Provided entries:
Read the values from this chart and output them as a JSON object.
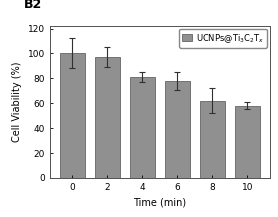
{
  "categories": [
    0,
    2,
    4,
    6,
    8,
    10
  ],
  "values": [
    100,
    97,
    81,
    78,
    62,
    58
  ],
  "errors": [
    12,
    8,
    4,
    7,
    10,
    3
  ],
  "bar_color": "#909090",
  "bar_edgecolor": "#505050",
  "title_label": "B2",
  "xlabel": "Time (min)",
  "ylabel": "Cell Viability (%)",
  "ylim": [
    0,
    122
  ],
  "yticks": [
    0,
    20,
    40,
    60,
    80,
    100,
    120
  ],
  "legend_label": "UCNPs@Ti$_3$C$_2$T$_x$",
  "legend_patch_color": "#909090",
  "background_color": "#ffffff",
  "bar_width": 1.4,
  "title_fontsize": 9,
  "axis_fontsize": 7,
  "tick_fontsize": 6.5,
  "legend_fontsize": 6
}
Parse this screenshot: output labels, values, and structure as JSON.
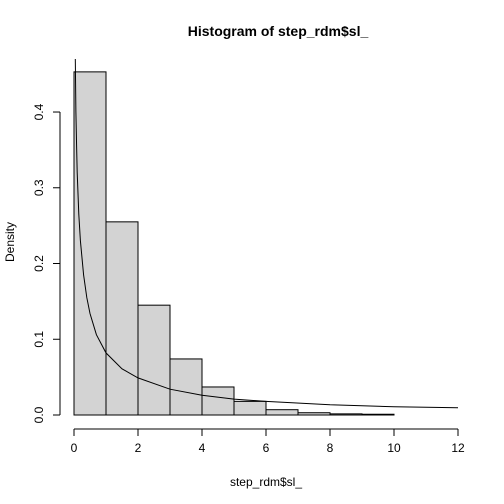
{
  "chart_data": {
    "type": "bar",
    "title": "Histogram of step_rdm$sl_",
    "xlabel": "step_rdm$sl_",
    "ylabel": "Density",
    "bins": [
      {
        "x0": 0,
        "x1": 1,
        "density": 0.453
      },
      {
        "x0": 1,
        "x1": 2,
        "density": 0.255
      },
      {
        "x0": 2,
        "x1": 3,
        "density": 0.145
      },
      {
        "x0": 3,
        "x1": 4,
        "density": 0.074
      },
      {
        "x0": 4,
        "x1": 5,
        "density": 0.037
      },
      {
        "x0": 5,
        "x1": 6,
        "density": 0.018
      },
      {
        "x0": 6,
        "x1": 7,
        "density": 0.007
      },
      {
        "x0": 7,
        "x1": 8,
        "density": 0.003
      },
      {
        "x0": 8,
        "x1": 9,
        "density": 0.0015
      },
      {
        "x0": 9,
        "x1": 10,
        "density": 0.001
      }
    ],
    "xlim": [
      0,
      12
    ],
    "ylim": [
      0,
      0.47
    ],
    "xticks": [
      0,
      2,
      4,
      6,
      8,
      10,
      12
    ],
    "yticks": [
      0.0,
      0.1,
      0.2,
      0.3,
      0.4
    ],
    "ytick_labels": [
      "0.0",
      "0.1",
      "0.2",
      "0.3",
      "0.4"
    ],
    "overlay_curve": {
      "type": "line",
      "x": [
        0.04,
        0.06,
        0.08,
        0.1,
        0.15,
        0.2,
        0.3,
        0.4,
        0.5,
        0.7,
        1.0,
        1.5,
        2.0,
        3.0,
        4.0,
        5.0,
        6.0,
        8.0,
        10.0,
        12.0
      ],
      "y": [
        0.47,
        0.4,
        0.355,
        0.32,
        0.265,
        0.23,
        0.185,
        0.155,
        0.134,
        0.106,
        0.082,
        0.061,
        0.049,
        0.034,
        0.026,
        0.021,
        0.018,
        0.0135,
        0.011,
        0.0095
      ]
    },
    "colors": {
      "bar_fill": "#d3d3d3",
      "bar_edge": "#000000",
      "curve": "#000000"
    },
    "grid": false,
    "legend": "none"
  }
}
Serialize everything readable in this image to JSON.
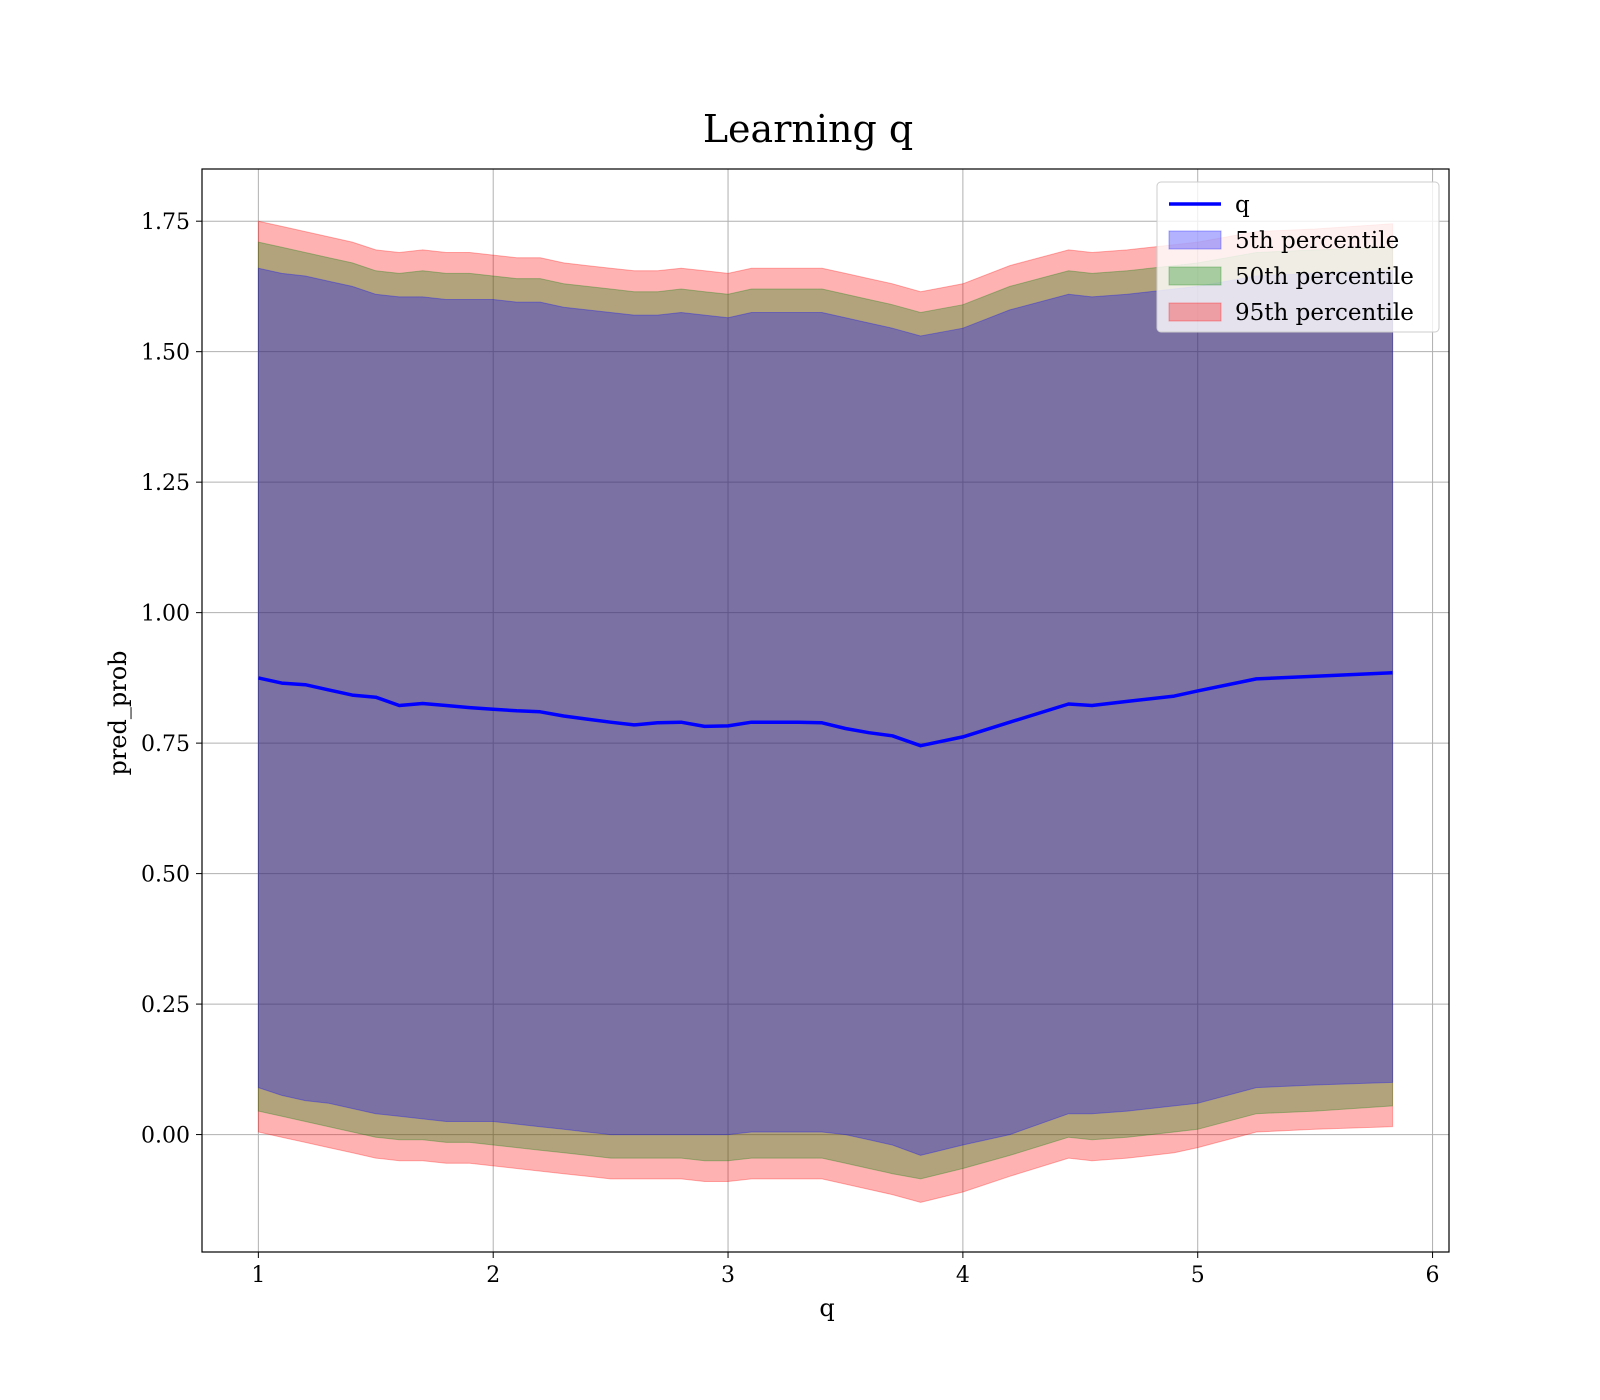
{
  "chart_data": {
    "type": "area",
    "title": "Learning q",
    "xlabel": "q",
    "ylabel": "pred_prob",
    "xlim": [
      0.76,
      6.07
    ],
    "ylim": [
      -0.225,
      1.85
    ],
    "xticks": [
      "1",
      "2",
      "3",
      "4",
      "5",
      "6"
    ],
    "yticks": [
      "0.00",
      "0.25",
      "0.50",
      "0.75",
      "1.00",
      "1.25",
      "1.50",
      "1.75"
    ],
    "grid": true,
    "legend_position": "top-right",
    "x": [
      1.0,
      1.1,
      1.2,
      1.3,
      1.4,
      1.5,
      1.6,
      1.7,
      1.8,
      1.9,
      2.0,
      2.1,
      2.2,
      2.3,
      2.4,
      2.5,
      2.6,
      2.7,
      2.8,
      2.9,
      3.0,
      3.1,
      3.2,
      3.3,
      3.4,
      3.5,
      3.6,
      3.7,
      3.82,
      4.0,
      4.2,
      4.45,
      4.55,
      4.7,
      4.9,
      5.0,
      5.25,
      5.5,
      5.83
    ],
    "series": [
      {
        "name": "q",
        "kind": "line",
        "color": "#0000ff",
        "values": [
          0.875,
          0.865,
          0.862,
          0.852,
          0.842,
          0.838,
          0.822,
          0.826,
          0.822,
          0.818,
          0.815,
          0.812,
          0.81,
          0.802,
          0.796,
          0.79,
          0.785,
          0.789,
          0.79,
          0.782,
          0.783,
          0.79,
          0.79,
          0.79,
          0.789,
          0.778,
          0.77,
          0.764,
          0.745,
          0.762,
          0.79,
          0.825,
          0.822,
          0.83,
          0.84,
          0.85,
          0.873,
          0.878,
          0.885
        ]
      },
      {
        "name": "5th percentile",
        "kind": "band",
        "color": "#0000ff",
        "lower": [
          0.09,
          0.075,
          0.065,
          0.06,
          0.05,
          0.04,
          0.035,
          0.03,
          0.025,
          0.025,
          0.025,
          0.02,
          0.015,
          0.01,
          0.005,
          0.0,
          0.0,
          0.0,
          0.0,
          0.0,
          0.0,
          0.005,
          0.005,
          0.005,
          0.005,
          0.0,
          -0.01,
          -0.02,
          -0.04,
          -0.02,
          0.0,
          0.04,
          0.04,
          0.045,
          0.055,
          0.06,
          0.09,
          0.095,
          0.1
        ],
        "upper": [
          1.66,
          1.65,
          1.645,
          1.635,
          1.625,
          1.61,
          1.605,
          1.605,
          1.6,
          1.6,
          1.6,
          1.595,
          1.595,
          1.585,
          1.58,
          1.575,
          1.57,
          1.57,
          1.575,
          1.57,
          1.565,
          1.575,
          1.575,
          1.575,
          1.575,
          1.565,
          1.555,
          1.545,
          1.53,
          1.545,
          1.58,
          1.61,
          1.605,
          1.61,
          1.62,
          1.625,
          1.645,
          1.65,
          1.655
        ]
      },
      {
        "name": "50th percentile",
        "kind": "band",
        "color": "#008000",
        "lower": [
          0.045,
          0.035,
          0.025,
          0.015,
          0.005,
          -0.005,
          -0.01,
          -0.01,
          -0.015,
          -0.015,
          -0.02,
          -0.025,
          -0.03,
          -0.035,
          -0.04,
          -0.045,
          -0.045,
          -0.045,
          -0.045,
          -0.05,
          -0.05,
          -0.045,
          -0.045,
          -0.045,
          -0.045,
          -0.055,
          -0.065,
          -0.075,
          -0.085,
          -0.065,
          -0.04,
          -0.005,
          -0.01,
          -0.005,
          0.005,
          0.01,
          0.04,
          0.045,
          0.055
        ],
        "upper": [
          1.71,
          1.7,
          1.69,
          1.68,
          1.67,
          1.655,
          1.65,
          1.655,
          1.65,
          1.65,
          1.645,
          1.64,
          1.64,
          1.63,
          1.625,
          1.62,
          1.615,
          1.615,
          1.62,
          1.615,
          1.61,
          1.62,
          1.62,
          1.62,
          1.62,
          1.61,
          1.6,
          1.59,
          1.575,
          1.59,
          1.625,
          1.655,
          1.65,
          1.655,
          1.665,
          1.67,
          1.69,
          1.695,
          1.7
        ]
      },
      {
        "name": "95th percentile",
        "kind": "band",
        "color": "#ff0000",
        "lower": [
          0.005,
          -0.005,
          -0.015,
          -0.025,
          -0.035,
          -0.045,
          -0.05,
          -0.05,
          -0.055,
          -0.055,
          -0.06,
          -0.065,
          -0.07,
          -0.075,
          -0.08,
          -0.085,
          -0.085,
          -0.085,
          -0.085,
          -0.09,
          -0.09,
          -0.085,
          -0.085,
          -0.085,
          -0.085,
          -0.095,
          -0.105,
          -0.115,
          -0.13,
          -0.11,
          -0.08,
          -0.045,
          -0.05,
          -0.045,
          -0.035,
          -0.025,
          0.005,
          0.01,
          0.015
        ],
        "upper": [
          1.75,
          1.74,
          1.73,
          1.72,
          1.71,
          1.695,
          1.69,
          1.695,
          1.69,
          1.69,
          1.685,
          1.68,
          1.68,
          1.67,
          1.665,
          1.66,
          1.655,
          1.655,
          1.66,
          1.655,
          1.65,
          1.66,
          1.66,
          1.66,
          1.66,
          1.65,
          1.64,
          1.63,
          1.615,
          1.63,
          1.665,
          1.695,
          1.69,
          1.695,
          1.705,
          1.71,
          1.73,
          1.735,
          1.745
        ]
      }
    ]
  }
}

Given task:
Collect, from the material above, every line containing the word "ylabel".

Response to the exercise:
  "ylabel": "Cell Viability (%)",
    "ylabel": "Density",
    "ylabel": "pred_prob",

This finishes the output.